● WHAT IS REQUIRED: Copy every line that holds "JSON".

● STORED DATA:
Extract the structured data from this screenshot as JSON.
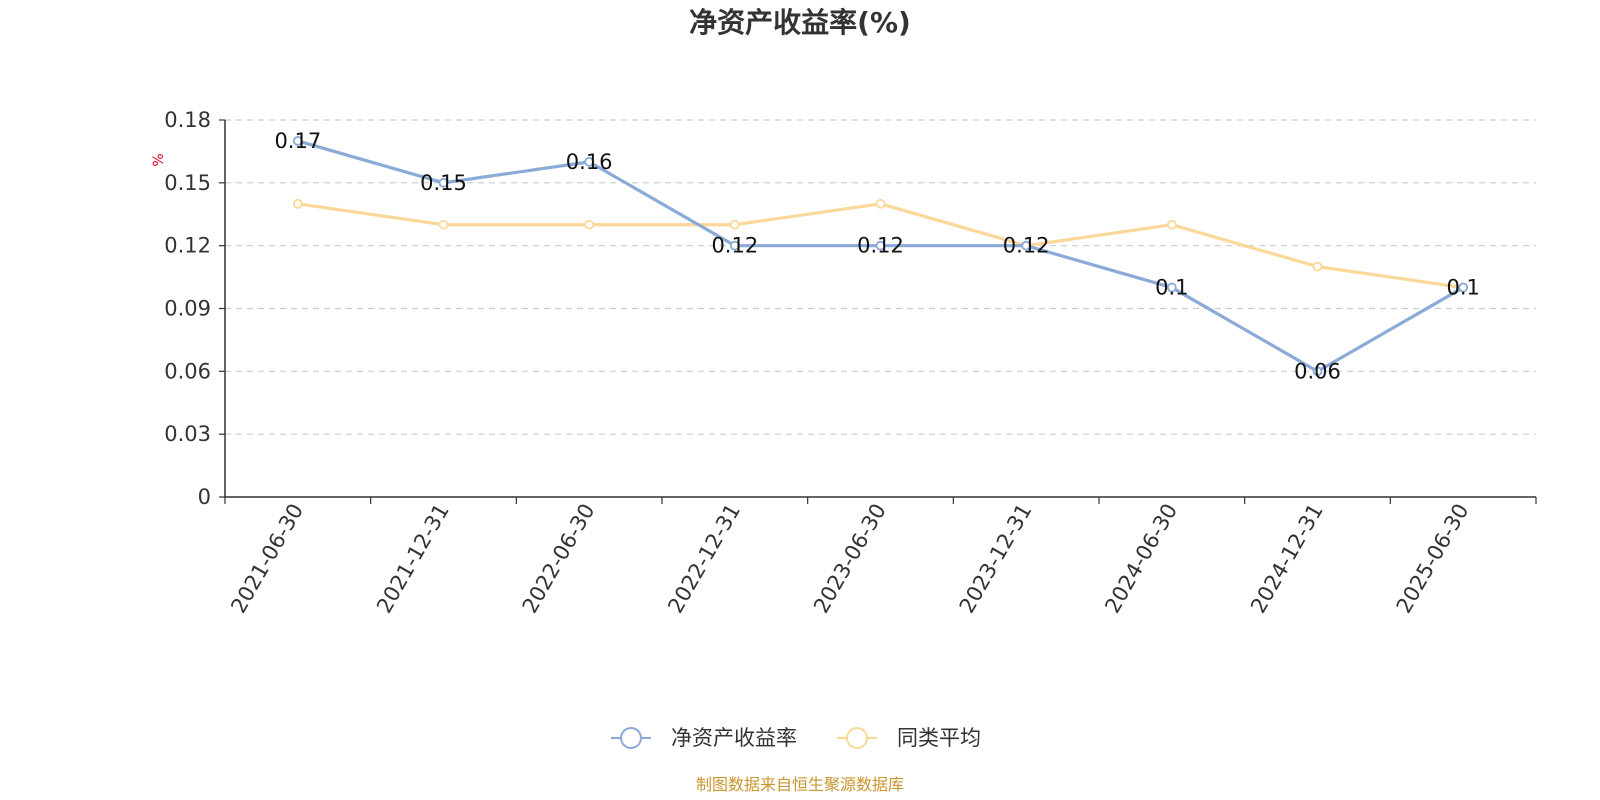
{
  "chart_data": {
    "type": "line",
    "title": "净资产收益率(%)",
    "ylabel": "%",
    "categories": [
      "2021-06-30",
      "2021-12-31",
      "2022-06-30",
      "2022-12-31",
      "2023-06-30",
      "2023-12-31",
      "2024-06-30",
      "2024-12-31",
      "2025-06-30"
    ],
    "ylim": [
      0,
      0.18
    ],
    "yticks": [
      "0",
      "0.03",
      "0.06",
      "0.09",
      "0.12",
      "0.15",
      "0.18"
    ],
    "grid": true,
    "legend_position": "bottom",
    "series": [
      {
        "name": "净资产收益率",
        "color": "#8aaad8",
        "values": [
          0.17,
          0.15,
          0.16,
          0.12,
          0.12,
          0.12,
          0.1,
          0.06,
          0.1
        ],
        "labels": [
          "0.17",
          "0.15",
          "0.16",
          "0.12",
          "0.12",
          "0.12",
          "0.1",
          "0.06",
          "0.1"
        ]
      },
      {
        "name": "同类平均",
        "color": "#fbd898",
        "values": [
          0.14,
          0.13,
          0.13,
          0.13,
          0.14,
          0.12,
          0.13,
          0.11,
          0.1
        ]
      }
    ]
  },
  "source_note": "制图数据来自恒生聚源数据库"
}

==

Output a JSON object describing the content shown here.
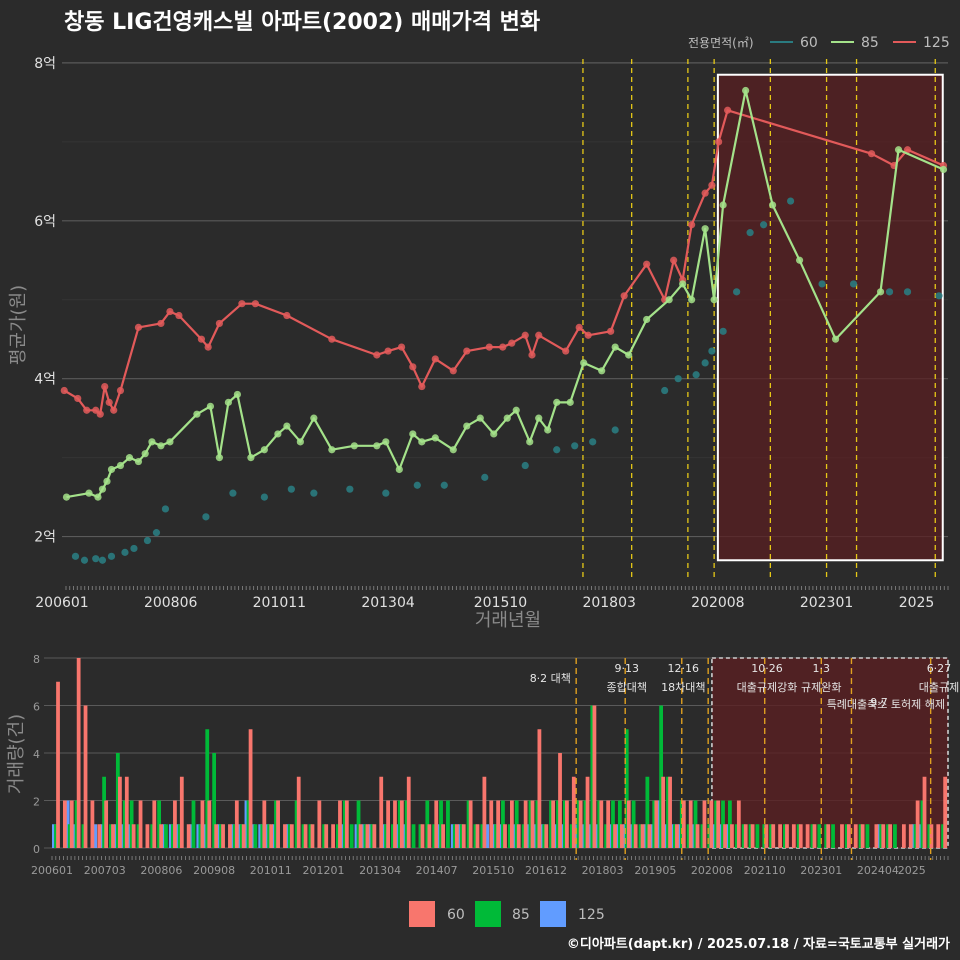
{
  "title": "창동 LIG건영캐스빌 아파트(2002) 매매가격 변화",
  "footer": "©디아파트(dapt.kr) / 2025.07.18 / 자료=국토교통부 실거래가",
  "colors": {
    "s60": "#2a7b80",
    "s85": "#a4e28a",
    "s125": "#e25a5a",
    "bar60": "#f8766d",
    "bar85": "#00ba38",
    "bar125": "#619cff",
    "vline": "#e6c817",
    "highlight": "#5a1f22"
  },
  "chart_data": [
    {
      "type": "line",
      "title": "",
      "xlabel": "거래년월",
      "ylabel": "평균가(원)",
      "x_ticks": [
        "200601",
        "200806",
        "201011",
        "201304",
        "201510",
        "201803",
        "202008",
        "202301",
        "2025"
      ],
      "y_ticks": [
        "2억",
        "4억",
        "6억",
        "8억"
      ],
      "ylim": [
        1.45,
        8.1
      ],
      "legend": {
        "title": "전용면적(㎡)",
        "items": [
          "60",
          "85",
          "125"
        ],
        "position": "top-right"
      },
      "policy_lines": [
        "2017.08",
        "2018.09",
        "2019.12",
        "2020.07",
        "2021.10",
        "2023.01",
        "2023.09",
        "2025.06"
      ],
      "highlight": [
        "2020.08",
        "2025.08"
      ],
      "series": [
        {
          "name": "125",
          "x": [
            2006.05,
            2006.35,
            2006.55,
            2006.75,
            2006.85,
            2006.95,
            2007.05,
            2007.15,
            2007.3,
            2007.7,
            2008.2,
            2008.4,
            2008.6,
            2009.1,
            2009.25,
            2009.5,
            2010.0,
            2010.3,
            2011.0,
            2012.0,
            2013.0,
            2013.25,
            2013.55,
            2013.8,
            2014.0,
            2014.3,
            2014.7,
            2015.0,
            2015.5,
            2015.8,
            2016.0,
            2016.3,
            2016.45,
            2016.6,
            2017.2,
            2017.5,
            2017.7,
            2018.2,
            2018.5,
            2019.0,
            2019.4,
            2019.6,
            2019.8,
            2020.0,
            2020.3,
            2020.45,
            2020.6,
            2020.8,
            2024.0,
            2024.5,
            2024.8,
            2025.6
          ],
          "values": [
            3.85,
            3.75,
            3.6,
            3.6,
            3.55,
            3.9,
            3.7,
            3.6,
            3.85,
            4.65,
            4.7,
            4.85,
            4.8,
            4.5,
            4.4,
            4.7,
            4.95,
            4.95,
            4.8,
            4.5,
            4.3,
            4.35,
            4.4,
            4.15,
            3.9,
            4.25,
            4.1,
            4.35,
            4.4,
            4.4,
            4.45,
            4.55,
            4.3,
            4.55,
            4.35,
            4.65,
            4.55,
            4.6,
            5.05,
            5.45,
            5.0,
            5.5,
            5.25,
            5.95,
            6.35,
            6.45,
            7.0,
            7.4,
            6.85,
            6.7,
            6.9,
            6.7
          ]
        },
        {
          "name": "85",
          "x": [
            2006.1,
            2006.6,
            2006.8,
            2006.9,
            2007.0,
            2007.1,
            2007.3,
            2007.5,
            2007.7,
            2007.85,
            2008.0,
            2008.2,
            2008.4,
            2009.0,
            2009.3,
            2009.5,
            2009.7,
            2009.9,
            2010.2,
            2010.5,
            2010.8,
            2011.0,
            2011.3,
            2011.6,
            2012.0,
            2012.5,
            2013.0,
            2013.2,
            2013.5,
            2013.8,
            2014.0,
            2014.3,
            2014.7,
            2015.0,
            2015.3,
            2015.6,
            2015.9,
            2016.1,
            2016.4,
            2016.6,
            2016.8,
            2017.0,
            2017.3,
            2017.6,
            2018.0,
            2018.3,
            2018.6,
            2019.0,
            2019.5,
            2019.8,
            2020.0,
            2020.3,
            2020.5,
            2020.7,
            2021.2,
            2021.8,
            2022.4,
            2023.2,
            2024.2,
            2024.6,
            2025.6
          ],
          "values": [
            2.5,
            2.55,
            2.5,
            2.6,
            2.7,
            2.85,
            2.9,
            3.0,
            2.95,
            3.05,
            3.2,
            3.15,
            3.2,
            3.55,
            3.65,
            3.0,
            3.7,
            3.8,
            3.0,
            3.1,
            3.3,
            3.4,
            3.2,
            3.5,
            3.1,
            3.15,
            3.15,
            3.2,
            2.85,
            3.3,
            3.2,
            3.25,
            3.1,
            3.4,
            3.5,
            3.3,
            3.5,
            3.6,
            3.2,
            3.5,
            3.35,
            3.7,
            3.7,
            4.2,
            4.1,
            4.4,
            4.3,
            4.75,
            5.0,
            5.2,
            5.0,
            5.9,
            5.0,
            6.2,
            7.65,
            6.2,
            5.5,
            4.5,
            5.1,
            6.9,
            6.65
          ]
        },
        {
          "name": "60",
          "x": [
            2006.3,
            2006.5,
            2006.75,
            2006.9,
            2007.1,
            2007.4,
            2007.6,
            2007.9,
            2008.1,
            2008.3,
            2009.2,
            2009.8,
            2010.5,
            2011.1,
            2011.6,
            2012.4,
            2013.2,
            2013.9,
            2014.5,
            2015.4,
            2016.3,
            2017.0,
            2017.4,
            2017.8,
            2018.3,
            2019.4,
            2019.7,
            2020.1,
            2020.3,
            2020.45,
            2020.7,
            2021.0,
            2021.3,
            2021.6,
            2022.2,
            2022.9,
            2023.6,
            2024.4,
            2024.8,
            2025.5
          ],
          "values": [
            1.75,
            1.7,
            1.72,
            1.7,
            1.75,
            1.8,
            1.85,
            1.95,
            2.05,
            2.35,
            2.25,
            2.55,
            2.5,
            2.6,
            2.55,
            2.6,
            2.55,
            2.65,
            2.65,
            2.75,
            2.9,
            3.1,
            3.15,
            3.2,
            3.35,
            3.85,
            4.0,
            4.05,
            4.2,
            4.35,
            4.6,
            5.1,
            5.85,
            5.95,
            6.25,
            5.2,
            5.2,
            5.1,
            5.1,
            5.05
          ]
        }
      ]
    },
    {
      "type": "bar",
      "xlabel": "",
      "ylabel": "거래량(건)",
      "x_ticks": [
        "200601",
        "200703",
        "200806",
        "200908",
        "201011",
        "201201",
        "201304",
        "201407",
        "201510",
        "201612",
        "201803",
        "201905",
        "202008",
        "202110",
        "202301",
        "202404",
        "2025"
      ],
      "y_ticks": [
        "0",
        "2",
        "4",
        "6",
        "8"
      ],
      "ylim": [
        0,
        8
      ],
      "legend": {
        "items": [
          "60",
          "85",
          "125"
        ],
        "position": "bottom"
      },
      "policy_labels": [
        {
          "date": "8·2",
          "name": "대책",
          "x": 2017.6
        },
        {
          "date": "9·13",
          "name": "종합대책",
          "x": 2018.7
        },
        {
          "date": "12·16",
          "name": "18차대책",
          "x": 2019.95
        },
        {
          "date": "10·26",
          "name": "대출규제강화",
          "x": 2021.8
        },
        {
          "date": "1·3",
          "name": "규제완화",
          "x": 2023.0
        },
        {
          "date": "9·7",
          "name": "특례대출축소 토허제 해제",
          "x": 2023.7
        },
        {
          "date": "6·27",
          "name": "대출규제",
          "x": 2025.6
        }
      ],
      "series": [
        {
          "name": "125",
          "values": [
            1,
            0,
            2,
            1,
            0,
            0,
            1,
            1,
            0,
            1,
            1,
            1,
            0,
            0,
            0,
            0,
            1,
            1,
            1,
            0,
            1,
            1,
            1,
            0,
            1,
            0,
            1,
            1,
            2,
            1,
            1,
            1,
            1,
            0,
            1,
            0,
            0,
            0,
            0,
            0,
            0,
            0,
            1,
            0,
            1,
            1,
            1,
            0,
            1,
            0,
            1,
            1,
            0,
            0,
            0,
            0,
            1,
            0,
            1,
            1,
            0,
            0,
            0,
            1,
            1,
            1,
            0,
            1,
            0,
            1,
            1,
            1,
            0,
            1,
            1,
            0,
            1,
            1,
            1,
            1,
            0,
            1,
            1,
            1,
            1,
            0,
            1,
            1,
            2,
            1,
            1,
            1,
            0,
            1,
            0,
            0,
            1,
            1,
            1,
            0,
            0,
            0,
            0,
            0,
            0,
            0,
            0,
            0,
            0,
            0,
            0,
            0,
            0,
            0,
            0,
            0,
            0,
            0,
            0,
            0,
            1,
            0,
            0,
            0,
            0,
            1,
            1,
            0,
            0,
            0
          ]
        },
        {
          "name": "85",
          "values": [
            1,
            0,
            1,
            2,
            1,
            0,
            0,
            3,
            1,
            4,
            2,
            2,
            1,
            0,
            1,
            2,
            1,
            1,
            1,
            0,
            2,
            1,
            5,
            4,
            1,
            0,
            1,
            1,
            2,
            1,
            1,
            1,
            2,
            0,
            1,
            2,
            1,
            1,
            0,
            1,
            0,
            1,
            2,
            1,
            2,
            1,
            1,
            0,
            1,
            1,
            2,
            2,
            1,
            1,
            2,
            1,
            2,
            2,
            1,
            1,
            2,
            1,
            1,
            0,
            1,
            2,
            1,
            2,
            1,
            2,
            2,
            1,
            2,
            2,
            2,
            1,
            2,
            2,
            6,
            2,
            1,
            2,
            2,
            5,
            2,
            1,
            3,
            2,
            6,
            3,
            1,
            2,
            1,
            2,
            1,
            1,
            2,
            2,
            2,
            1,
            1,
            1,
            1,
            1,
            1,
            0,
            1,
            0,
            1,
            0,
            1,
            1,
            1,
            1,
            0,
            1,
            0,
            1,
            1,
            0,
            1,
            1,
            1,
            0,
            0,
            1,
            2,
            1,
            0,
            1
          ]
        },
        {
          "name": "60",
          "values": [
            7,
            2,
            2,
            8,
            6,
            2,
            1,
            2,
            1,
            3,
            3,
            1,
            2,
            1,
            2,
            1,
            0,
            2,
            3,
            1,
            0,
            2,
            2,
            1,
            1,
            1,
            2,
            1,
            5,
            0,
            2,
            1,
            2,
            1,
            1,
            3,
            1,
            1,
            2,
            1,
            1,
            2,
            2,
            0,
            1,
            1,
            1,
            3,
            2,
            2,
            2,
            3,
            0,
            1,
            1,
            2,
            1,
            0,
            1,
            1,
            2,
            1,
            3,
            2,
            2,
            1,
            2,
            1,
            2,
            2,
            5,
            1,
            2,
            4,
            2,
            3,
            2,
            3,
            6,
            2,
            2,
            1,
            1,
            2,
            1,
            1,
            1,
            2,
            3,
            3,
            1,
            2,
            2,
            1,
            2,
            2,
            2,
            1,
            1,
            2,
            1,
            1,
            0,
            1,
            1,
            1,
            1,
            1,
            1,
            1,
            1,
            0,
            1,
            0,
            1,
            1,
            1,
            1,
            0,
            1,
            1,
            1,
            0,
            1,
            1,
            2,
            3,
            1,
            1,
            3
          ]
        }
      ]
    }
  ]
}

● FINAL ANSWER:
Extract the structured data from this screenshot as JSON.
Output a JSON object describing the content shown here.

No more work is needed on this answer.